• Required task: Can you find the lines of the listing that include "have" and copy every one?
━━━━━ Entries provided ━━━━━
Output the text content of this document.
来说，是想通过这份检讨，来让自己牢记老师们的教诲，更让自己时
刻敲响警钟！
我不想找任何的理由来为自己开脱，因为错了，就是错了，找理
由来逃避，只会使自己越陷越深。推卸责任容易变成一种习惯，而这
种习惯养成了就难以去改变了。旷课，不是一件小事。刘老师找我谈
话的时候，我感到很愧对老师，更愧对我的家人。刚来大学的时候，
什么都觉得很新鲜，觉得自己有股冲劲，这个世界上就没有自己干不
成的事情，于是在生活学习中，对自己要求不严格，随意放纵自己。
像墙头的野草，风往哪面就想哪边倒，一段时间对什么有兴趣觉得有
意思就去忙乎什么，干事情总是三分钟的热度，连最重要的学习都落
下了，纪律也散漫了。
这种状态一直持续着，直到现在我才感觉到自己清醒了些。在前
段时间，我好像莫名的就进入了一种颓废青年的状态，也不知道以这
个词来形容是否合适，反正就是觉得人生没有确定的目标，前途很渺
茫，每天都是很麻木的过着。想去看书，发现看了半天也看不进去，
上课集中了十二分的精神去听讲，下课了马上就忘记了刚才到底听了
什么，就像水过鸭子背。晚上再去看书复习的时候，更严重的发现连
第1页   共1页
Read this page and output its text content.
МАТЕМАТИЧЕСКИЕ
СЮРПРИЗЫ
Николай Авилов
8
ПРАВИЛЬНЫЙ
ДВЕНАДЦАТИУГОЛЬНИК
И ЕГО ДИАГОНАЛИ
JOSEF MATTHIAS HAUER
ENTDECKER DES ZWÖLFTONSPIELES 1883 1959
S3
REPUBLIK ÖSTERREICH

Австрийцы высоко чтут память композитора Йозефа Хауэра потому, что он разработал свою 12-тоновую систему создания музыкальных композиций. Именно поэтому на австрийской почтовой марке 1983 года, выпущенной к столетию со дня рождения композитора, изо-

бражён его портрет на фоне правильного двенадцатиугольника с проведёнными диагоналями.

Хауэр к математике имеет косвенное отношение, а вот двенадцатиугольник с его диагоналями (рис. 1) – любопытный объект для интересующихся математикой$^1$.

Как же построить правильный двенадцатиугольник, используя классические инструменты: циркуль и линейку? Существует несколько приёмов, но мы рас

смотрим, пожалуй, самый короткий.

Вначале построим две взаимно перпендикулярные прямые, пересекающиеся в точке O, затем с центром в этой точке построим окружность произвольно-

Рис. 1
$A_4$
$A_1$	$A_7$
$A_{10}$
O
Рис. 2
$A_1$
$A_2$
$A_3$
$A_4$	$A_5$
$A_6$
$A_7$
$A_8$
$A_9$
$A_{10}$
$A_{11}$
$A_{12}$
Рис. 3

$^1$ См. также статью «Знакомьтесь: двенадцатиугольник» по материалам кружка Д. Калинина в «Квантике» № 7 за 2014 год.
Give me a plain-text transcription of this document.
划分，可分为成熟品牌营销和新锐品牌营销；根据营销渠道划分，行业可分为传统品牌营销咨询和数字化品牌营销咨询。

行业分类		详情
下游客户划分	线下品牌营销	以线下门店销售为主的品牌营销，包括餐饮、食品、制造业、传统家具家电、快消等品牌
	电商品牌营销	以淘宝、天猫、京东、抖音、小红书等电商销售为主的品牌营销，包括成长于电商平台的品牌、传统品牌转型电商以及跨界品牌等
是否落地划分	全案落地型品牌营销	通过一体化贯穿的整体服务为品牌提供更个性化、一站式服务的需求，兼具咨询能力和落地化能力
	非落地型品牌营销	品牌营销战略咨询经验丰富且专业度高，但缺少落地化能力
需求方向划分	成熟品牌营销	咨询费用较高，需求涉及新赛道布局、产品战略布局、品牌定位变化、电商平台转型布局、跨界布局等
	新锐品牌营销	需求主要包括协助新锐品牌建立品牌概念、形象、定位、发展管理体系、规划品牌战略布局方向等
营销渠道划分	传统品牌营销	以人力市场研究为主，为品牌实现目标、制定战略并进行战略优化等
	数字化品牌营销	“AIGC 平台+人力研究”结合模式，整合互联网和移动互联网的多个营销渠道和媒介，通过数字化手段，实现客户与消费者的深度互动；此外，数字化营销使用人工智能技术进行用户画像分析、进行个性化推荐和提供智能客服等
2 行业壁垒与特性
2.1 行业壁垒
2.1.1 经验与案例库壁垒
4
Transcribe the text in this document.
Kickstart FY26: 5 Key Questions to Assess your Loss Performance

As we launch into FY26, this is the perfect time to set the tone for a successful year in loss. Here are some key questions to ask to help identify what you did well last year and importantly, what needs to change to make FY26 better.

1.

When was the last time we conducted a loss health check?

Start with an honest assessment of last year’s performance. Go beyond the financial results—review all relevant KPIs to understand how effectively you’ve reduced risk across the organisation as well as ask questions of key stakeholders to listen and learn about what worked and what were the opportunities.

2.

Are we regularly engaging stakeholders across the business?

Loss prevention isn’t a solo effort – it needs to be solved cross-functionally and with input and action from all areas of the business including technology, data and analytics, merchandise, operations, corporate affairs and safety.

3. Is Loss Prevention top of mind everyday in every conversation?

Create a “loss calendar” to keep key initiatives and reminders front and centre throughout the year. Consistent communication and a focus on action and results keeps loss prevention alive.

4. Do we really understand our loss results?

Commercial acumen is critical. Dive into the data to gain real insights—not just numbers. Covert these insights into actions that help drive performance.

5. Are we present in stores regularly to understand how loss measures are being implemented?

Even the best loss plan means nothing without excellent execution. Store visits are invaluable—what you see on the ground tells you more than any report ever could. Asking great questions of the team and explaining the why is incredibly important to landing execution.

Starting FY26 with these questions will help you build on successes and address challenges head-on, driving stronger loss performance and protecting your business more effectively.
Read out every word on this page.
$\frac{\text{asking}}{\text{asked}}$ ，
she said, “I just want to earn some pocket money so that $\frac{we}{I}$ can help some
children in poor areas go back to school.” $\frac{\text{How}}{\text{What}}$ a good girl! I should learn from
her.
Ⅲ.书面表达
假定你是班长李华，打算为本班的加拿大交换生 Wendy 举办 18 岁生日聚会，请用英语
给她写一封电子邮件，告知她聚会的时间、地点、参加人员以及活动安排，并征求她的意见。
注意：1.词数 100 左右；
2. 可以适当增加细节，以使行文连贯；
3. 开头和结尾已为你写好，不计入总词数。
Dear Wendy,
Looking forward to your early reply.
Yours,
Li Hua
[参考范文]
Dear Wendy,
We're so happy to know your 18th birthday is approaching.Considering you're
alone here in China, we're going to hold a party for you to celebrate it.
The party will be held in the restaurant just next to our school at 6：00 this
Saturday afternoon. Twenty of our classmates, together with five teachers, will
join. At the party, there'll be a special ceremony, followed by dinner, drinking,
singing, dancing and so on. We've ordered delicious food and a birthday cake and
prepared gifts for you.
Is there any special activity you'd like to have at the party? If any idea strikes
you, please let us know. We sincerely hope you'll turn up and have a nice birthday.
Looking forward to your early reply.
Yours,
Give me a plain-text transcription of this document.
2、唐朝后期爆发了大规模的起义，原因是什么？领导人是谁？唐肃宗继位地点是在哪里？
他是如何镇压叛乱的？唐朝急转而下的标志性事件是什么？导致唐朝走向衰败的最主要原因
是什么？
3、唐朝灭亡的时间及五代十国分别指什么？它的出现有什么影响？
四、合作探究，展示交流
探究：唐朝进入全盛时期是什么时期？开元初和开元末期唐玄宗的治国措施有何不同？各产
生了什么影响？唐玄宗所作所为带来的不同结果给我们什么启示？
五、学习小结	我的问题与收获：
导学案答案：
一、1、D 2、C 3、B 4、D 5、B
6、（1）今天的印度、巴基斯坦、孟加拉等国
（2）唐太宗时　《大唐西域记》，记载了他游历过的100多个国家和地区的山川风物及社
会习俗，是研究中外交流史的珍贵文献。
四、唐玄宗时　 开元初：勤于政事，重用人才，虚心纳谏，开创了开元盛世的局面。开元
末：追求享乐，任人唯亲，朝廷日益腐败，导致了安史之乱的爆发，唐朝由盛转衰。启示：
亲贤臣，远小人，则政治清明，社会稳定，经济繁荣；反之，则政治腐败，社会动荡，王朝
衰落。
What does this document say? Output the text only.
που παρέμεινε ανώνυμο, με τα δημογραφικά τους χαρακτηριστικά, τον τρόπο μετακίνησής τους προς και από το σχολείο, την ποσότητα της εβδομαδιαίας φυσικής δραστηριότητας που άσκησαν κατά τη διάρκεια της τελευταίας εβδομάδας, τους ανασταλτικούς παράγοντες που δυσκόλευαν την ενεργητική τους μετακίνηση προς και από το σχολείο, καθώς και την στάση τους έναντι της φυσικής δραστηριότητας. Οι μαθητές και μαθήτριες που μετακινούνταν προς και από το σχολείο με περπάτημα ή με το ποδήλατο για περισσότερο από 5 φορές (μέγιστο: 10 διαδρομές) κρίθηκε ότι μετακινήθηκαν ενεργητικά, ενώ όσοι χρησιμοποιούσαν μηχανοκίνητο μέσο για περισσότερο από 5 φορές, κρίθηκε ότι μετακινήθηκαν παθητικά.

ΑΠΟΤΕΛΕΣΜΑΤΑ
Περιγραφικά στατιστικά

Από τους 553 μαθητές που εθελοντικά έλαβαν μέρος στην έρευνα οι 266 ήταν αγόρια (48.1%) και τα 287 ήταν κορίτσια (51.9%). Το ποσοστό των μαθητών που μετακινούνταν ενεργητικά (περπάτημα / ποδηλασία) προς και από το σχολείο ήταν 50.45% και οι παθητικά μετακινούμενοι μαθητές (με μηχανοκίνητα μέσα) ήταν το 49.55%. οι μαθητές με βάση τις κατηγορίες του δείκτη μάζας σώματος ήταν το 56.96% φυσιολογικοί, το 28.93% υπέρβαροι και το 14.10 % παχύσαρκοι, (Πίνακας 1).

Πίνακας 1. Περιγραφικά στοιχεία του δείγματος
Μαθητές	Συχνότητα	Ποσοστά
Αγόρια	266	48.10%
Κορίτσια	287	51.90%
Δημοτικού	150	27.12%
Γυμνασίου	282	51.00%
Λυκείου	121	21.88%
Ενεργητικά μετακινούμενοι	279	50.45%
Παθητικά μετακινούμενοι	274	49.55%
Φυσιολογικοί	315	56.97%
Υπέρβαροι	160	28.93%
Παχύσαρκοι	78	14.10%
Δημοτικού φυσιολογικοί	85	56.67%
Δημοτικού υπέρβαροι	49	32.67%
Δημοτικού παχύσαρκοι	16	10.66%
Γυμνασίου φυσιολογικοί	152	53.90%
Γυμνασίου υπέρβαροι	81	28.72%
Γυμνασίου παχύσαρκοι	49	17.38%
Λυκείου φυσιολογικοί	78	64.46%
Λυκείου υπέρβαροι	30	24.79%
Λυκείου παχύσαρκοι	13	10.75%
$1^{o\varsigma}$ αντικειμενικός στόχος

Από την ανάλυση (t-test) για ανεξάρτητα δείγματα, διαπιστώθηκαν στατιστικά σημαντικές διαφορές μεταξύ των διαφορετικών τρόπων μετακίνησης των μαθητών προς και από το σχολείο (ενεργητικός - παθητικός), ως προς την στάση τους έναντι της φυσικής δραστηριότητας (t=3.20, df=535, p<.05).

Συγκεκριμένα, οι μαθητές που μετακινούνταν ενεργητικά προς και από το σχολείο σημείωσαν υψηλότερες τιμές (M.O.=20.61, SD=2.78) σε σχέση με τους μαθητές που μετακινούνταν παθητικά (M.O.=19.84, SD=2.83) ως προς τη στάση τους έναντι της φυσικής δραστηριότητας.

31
━━━━━
• Written answer:
Is there any special activity you'd like to have at the party? If any idea strikes
you, please let us know. We sincerely hope you'll turn up and have a nice birthday.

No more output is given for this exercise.